WHAT IS REQUIRED
Identify every line in the records below that contains the word "Astronomical", and copy each of those lines.

A block of data:
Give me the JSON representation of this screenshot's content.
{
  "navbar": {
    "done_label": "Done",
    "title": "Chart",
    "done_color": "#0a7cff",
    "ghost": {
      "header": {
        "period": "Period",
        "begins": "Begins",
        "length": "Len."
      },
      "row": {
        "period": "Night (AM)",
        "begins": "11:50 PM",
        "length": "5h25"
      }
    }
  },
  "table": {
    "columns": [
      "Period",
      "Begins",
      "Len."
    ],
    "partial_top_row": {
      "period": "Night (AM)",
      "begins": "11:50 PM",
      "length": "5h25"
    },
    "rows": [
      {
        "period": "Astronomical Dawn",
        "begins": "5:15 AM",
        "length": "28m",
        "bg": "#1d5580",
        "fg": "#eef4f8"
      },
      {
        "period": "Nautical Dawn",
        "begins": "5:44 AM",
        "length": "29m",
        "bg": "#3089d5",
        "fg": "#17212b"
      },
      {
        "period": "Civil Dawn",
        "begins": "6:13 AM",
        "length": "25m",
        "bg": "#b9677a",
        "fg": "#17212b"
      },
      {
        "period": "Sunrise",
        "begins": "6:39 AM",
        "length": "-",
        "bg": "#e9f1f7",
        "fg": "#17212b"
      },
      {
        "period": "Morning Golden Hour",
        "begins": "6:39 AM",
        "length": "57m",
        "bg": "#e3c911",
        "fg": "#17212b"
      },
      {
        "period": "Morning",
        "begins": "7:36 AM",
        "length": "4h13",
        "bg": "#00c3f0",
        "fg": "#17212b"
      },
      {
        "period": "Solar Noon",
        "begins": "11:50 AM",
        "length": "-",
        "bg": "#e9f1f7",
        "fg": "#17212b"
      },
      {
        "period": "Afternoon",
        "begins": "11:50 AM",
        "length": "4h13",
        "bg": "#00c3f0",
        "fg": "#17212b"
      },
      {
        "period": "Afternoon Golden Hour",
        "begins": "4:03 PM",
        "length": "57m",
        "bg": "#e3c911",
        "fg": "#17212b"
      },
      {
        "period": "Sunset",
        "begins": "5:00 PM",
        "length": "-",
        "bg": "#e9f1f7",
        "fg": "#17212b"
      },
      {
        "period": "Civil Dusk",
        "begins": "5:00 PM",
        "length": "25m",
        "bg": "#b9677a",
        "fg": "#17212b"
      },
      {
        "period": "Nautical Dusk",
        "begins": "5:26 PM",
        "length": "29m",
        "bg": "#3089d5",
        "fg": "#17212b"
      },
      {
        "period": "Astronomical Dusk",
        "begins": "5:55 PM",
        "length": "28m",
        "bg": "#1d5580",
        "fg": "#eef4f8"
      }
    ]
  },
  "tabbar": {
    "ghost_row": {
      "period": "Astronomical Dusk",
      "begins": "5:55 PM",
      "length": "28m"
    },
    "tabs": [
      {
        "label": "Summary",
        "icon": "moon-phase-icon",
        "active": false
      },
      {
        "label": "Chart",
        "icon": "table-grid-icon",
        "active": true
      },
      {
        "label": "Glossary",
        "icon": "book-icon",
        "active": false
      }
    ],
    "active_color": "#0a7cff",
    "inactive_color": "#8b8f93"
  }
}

EXERCISE OUTPUT
        "period": "Astronomical Dawn",
        "period": "Astronomical Dusk",
      "period": "Astronomical Dusk",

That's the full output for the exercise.